*WORK TO COMPLETE*:
Reproduce all of the data that follows, character for character.

start MATERIAL FOR THE TASK

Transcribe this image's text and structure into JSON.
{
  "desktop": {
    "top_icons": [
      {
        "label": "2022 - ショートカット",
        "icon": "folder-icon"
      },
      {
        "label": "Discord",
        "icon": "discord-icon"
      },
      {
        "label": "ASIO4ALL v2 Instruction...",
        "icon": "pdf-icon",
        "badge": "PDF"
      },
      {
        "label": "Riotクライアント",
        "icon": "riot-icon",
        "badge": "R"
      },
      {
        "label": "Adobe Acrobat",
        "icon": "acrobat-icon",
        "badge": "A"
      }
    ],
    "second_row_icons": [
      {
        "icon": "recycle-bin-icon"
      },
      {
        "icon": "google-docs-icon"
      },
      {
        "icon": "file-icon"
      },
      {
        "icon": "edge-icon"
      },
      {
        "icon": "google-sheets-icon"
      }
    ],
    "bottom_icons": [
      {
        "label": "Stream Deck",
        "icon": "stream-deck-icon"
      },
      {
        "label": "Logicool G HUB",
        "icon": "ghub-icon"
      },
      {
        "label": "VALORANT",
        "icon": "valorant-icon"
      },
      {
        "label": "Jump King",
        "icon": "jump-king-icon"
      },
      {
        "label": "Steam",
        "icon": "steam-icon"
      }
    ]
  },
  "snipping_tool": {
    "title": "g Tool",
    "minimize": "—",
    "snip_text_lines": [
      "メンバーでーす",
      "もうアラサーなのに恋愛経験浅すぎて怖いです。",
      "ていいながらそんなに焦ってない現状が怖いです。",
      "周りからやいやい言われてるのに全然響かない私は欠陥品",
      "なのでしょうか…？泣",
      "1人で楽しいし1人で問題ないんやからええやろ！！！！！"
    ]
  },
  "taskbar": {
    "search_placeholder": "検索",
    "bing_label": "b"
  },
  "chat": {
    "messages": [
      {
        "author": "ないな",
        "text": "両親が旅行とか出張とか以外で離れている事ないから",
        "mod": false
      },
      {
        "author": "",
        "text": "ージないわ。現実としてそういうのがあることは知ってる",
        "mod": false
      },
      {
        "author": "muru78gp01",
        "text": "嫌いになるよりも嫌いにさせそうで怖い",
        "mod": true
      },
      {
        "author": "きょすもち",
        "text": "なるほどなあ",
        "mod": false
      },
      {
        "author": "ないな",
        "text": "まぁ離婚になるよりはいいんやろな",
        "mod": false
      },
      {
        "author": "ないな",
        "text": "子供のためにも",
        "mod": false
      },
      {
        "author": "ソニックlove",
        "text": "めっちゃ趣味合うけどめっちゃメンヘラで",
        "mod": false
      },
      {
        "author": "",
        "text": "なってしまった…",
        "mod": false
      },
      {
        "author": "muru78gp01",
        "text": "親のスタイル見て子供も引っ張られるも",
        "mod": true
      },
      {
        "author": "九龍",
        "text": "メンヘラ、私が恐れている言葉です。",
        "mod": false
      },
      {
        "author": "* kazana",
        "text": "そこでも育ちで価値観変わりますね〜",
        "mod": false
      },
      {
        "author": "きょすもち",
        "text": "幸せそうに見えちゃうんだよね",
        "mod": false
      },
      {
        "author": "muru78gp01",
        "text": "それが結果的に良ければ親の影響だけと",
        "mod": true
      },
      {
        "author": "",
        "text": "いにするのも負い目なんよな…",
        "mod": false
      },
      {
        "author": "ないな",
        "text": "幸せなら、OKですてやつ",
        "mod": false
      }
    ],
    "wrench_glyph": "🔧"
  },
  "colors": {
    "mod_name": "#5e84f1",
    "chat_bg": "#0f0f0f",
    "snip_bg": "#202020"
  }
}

end MATERIAL FOR THE TASK

*EXERCISE ANSWER*:
Transcribe this image's text and structure into JSON.
{
  "desktop": {
    "top_icons": [
      {
        "label": "2022 - ショートカット",
        "icon": "folder-icon"
      },
      {
        "label": "Discord",
        "icon": "discord-icon"
      },
      {
        "label": "ASIO4ALL v2 Instruction...",
        "icon": "pdf-icon",
        "badge": "PDF"
      },
      {
        "label": "Riotクライアント",
        "icon": "riot-icon",
        "badge": "R"
      },
      {
        "label": "Adobe Acrobat",
        "icon": "acrobat-icon",
        "badge": "A"
      }
    ],
    "second_row_icons": [
      {
        "icon": "recycle-bin-icon"
      },
      {
        "icon": "google-docs-icon"
      },
      {
        "icon": "file-icon"
      },
      {
        "icon": "edge-icon"
      },
      {
        "icon": "google-sheets-icon"
      }
    ],
    "bottom_icons": [
      {
        "label": "Stream Deck",
        "icon": "stream-deck-icon"
      },
      {
        "label": "Logicool G HUB",
        "icon": "ghub-icon"
      },
      {
        "label": "VALORANT",
        "icon": "valorant-icon"
      },
      {
        "label": "Jump King",
        "icon": "jump-king-icon"
      },
      {
        "label": "Steam",
        "icon": "steam-icon"
      }
    ]
  },
  "snipping_tool": {
    "title": "g Tool",
    "minimize": "—",
    "snip_text_lines": [
      "メンバーでーす",
      "もうアラサーなのに恋愛経験浅すぎて怖いです。",
      "ていいながらそんなに焦ってない現状が怖いです。",
      "周りからやいやい言われてるのに全然響かない私は欠陥品",
      "なのでしょうか…？泣",
      "1人で楽しいし1人で問題ないんやからええやろ！！！！！"
    ]
  },
  "taskbar": {
    "search_placeholder": "検索",
    "bing_label": "b"
  },
  "chat": {
    "messages": [
      {
        "author": "ないな",
        "text": "両親が旅行とか出張とか以外で離れている事ないから",
        "mod": false
      },
      {
        "author": "",
        "text": "ージないわ。現実としてそういうのがあることは知ってる",
        "mod": false
      },
      {
        "author": "muru78gp01",
        "text": "嫌いになるよりも嫌いにさせそうで怖い",
        "mod": true
      },
      {
        "author": "きょすもち",
        "text": "なるほどなあ",
        "mod": false
      },
      {
        "author": "ないな",
        "text": "まぁ離婚になるよりはいいんやろな",
        "mod": false
      },
      {
        "author": "ないな",
        "text": "子供のためにも",
        "mod": false
      },
      {
        "author": "ソニックlove",
        "text": "めっちゃ趣味合うけどめっちゃメンヘラで",
        "mod": false
      },
      {
        "author": "",
        "text": "なってしまった…",
        "mod": false
      },
      {
        "author": "muru78gp01",
        "text": "親のスタイル見て子供も引っ張られるも",
        "mod": true
      },
      {
        "author": "九龍",
        "text": "メンヘラ、私が恐れている言葉です。",
        "mod": false
      },
      {
        "author": "* kazana",
        "text": "そこでも育ちで価値観変わりますね〜",
        "mod": false
      },
      {
        "author": "きょすもち",
        "text": "幸せそうに見えちゃうんだよね",
        "mod": false
      },
      {
        "author": "muru78gp01",
        "text": "それが結果的に良ければ親の影響だけと",
        "mod": true
      },
      {
        "author": "",
        "text": "いにするのも負い目なんよな…",
        "mod": false
      },
      {
        "author": "ないな",
        "text": "幸せなら、OKですてやつ",
        "mod": false
      }
    ],
    "wrench_glyph": "🔧"
  },
  "colors": {
    "mod_name": "#5e84f1",
    "chat_bg": "#0f0f0f",
    "snip_bg": "#202020"
  }
}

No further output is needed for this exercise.